# TASK STATEMENT
Wherever the word "both" turns up in a line of the entries, copy that line.

* * * * *

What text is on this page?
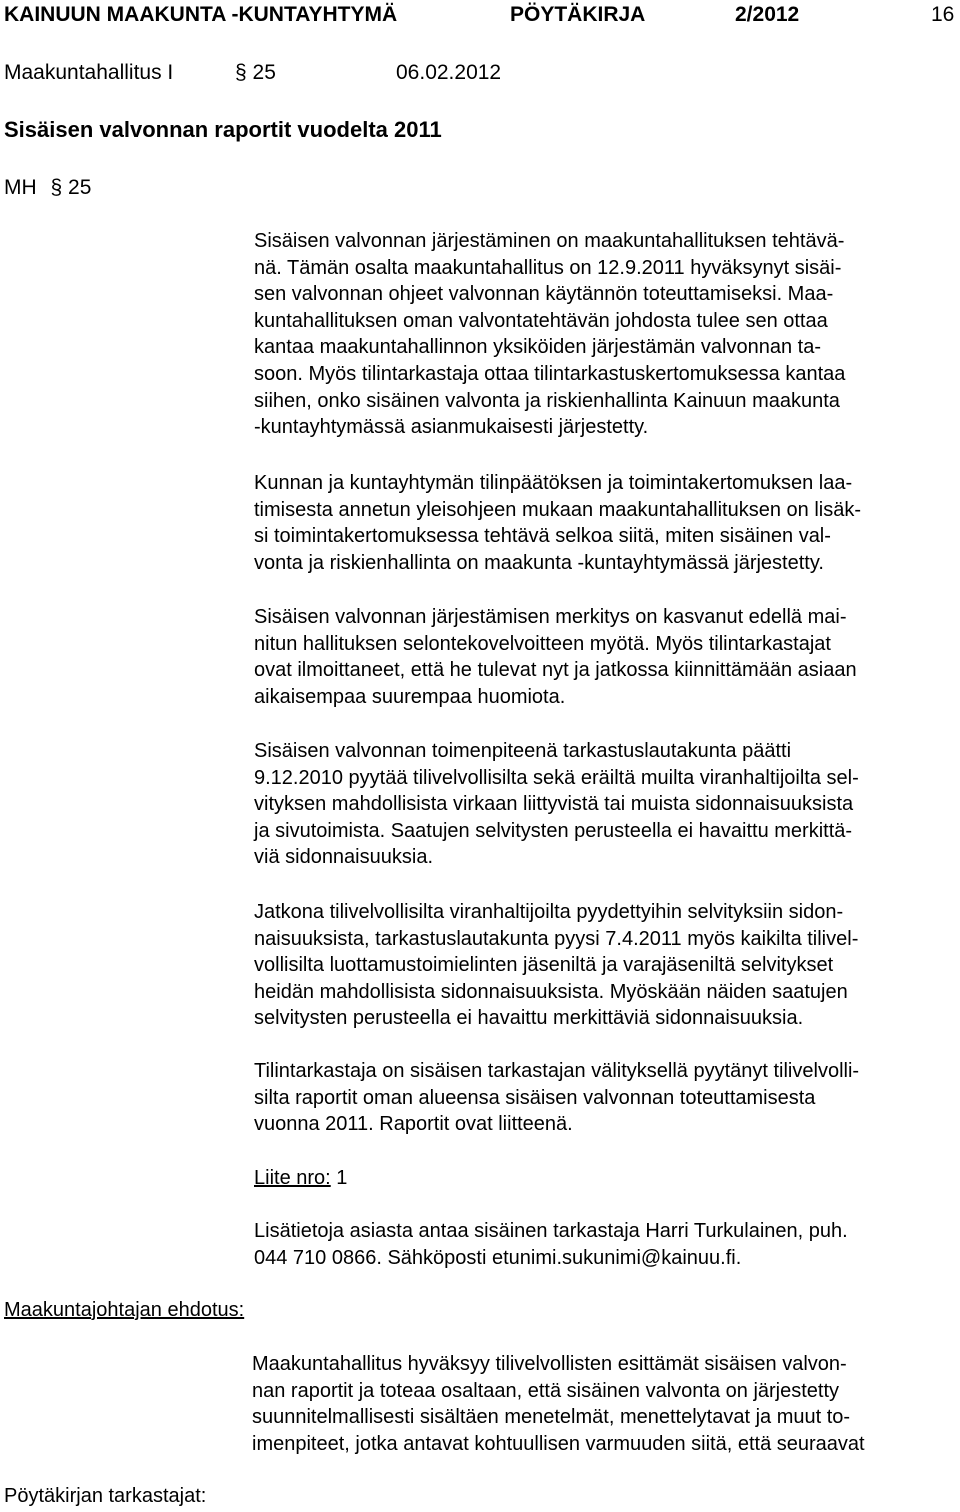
KAINUUN MAAKUNTA -KUNTAYHTYMÄ	PÖYTÄKIRJA	2/2012	16
Maakuntahallitus I	§ 25	06.02.2012
Sisäisen valvonnan raportit vuodelta 2011
MH § 25
Sisäisen valvonnan järjestäminen on maakuntahallituksen tehtävä-
nä. Tämän osalta maakuntahallitus on 12.9.2011 hyväksynyt sisäi-
sen valvonnan ohjeet valvonnan käytännön toteuttamiseksi. Maa-
kuntahallituksen oman valvontatehtävän johdosta tulee sen ottaa
kantaa maakuntahallinnon yksiköiden järjestämän valvonnan ta-
soon. Myös tilintarkastaja ottaa tilintarkastuskertomuksessa kantaa
siihen, onko sisäinen valvonta ja riskienhallinta Kainuun maakunta
-kuntayhtymässä asianmukaisesti järjestetty.
Kunnan ja kuntayhtymän tilinpäätöksen ja toimintakertomuksen laa-
timisesta annetun yleisohjeen mukaan maakuntahallituksen on lisäk-
si toimintakertomuksessa tehtävä selkoa siitä, miten sisäinen val-
vonta ja riskienhallinta on maakunta -kuntayhtymässä järjestetty.
Sisäisen valvonnan järjestämisen merkitys on kasvanut edellä mai-
nitun hallituksen selontekovelvoitteen myötä. Myös tilintarkastajat
ovat ilmoittaneet, että he tulevat nyt ja jatkossa kiinnittämään asiaan
aikaisempaa suurempaa huomiota.
Sisäisen valvonnan toimenpiteenä tarkastuslautakunta päätti
9.12.2010 pyytää tilivelvollisilta sekä eräiltä muilta viranhaltijoilta sel-
vityksen mahdollisista virkaan liittyvistä tai muista sidonnaisuuksista
ja sivutoimista. Saatujen selvitysten perusteella ei havaittu merkittä-
viä sidonnaisuuksia.
Jatkona tilivelvollisilta viranhaltijoilta pyydettyihin selvityksiin sidon-
naisuuksista, tarkastuslautakunta pyysi 7.4.2011 myös kaikilta tilivel-
vollisilta luottamustoimielinten jäseniltä ja varajäseniltä selvitykset
heidän mahdollisista sidonnaisuuksista. Myöskään näiden saatujen
selvitysten perusteella ei havaittu merkittäviä sidonnaisuuksia.
Tilintarkastaja on sisäisen tarkastajan välityksellä pyytänyt tilivelvolli-
silta raportit oman alueensa sisäisen valvonnan toteuttamisesta
vuonna 2011. Raportit ovat liitteenä.
Liite nro: 1
Lisätietoja asiasta antaa sisäinen tarkastaja Harri Turkulainen, puh.
044 710 0866. Sähköposti etunimi.sukunimi@kainuu.fi.
Maakuntajohtajan ehdotus:
Maakuntahallitus hyväksyy tilivelvollisten esittämät sisäisen valvon-
nan raportit ja toteaa osaltaan, että sisäinen valvonta on järjestetty
suunnitelmallisesti sisältäen menetelmät, menettelytavat ja muut to-
imenpiteet, jotka antavat kohtuullisen varmuuden siitä, että seuraavat
Pöytäkirjan tarkastajat:
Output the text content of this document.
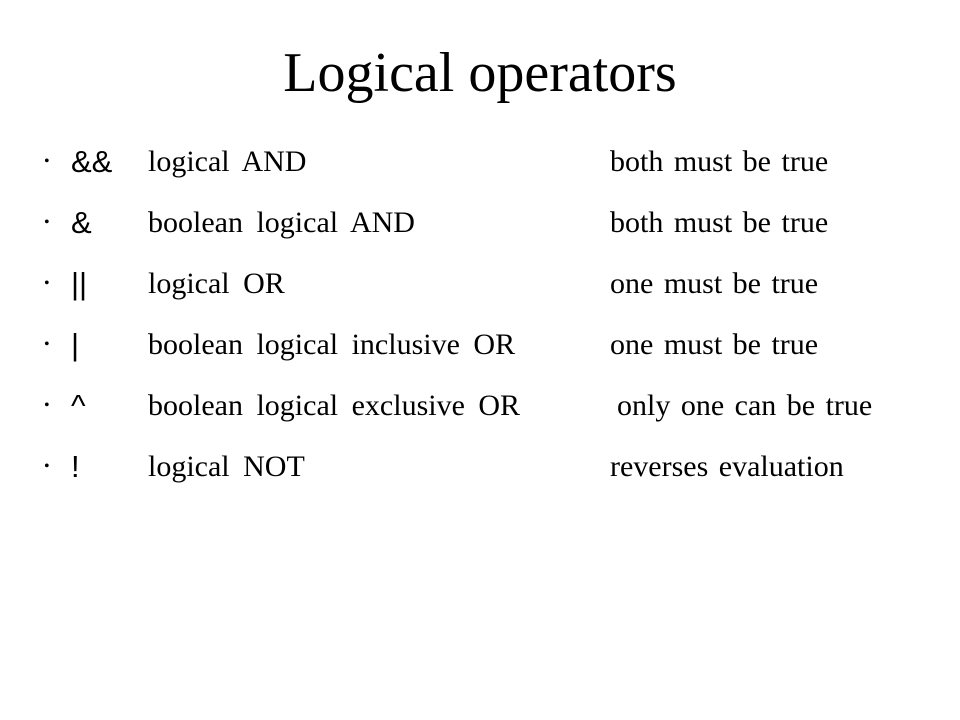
Logical operators
• && logical AND	both must be true
• & boolean logical AND	both must be true
• || logical OR	one must be true
• | boolean logical inclusive OR	one must be true
• ^ boolean logical exclusive OR	only one can be true
• ! logical NOT	reverses evaluation
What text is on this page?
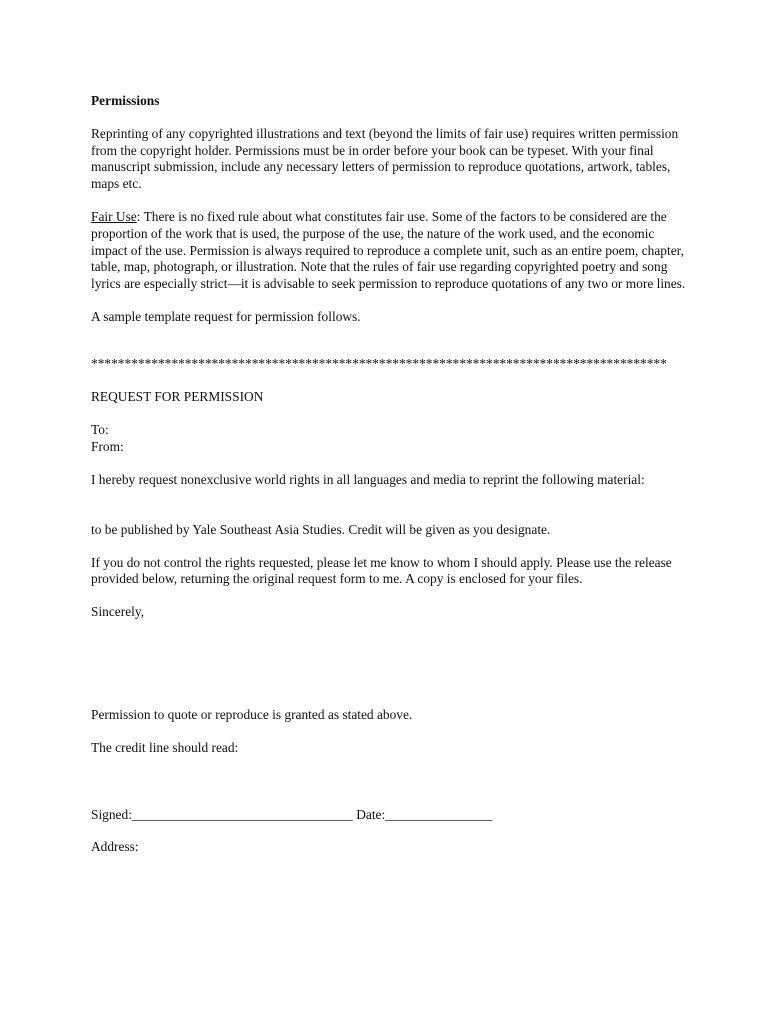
Permissions

Reprinting of any copyrighted illustrations and text (beyond the limits of fair use) requires written permission from the copyright holder. Permissions must be in order before your book can be typeset. With your final manuscript submission, include any necessary letters of permission to reproduce quotations, artwork, tables, maps etc.

Fair Use: There is no fixed rule about what constitutes fair use. Some of the factors to be considered are the proportion of the work that is used, the purpose of the use, the nature of the work used, and the economic impact of the use. Permission is always required to reproduce a complete unit, such as an entire poem, chapter, table, map, photograph, or illustration. Note that the rules of fair use regarding copyrighted poetry and song lyrics are especially strict—it is advisable to seek permission to reproduce quotations of any two or more lines.

A sample template request for permission follows.

**************************************************************************************

REQUEST FOR PERMISSION

To:

From:

I hereby request nonexclusive world rights in all languages and media to reprint the following material:

to be published by Yale Southeast Asia Studies. Credit will be given as you designate.

If you do not control the rights requested, please let me know to whom I should apply. Please use the release provided below, returning the original request form to me. A copy is enclosed for your files.

Sincerely,

Permission to quote or reproduce is granted as stated above.

The credit line should read:

Signed:_________________________________ Date:________________

Address:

* * * * *

# EXPECTED ANSWER
• && logical AND	both must be true
• & boolean logical AND	both must be true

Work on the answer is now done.